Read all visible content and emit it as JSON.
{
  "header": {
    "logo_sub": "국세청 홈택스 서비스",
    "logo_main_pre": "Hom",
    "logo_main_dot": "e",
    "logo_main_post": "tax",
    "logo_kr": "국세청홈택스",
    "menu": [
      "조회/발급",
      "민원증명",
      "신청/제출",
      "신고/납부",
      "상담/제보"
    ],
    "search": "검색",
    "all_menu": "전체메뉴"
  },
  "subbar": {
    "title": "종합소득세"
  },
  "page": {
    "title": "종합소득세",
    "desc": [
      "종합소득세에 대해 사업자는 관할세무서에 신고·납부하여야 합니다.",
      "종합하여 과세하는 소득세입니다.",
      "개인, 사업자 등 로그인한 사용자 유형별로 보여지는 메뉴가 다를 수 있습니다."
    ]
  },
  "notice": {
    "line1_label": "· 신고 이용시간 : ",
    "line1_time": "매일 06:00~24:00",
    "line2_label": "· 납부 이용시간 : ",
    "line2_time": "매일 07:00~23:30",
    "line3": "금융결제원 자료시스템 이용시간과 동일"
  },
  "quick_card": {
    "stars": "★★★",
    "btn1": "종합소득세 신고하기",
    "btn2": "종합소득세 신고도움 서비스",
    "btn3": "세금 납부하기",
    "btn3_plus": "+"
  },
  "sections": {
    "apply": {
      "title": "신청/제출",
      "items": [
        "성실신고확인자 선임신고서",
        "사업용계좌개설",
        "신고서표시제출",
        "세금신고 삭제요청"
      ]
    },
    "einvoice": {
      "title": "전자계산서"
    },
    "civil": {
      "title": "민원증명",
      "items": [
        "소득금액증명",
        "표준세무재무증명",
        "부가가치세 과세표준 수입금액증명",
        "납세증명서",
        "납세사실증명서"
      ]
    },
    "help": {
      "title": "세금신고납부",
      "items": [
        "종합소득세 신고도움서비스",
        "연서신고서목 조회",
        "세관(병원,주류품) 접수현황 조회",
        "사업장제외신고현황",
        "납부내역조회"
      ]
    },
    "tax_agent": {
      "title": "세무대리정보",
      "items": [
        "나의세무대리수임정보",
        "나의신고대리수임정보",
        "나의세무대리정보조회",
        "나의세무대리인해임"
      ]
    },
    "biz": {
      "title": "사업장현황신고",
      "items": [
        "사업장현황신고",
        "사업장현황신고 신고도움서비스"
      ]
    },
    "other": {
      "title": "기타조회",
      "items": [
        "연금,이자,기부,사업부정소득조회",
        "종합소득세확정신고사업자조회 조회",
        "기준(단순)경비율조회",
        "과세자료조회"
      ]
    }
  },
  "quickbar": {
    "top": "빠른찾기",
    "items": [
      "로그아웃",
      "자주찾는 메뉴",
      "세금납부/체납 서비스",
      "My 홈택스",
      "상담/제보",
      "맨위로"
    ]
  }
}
::::::::
All of the lines above must be returned exactly.

» Worked solution
Read all visible content and emit it as JSON.
{
  "header": {
    "logo_sub": "국세청 홈택스 서비스",
    "logo_main_pre": "Hom",
    "logo_main_dot": "e",
    "logo_main_post": "tax",
    "logo_kr": "국세청홈택스",
    "menu": [
      "조회/발급",
      "민원증명",
      "신청/제출",
      "신고/납부",
      "상담/제보"
    ],
    "search": "검색",
    "all_menu": "전체메뉴"
  },
  "subbar": {
    "title": "종합소득세"
  },
  "page": {
    "title": "종합소득세",
    "desc": [
      "종합소득세에 대해 사업자는 관할세무서에 신고·납부하여야 합니다.",
      "종합하여 과세하는 소득세입니다.",
      "개인, 사업자 등 로그인한 사용자 유형별로 보여지는 메뉴가 다를 수 있습니다."
    ]
  },
  "notice": {
    "line1_label": "· 신고 이용시간 : ",
    "line1_time": "매일 06:00~24:00",
    "line2_label": "· 납부 이용시간 : ",
    "line2_time": "매일 07:00~23:30",
    "line3": "금융결제원 자료시스템 이용시간과 동일"
  },
  "quick_card": {
    "stars": "★★★",
    "btn1": "종합소득세 신고하기",
    "btn2": "종합소득세 신고도움 서비스",
    "btn3": "세금 납부하기",
    "btn3_plus": "+"
  },
  "sections": {
    "apply": {
      "title": "신청/제출",
      "items": [
        "성실신고확인자 선임신고서",
        "사업용계좌개설",
        "신고서표시제출",
        "세금신고 삭제요청"
      ]
    },
    "einvoice": {
      "title": "전자계산서"
    },
    "civil": {
      "title": "민원증명",
      "items": [
        "소득금액증명",
        "표준세무재무증명",
        "부가가치세 과세표준 수입금액증명",
        "납세증명서",
        "납세사실증명서"
      ]
    },
    "help": {
      "title": "세금신고납부",
      "items": [
        "종합소득세 신고도움서비스",
        "연서신고서목 조회",
        "세관(병원,주류품) 접수현황 조회",
        "사업장제외신고현황",
        "납부내역조회"
      ]
    },
    "tax_agent": {
      "title": "세무대리정보",
      "items": [
        "나의세무대리수임정보",
        "나의신고대리수임정보",
        "나의세무대리정보조회",
        "나의세무대리인해임"
      ]
    },
    "biz": {
      "title": "사업장현황신고",
      "items": [
        "사업장현황신고",
        "사업장현황신고 신고도움서비스"
      ]
    },
    "other": {
      "title": "기타조회",
      "items": [
        "연금,이자,기부,사업부정소득조회",
        "종합소득세확정신고사업자조회 조회",
        "기준(단순)경비율조회",
        "과세자료조회"
      ]
    }
  },
  "quickbar": {
    "top": "빠른찾기",
    "items": [
      "로그아웃",
      "자주찾는 메뉴",
      "세금납부/체납 서비스",
      "My 홈택스",
      "상담/제보",
      "맨위로"
    ]
  }
}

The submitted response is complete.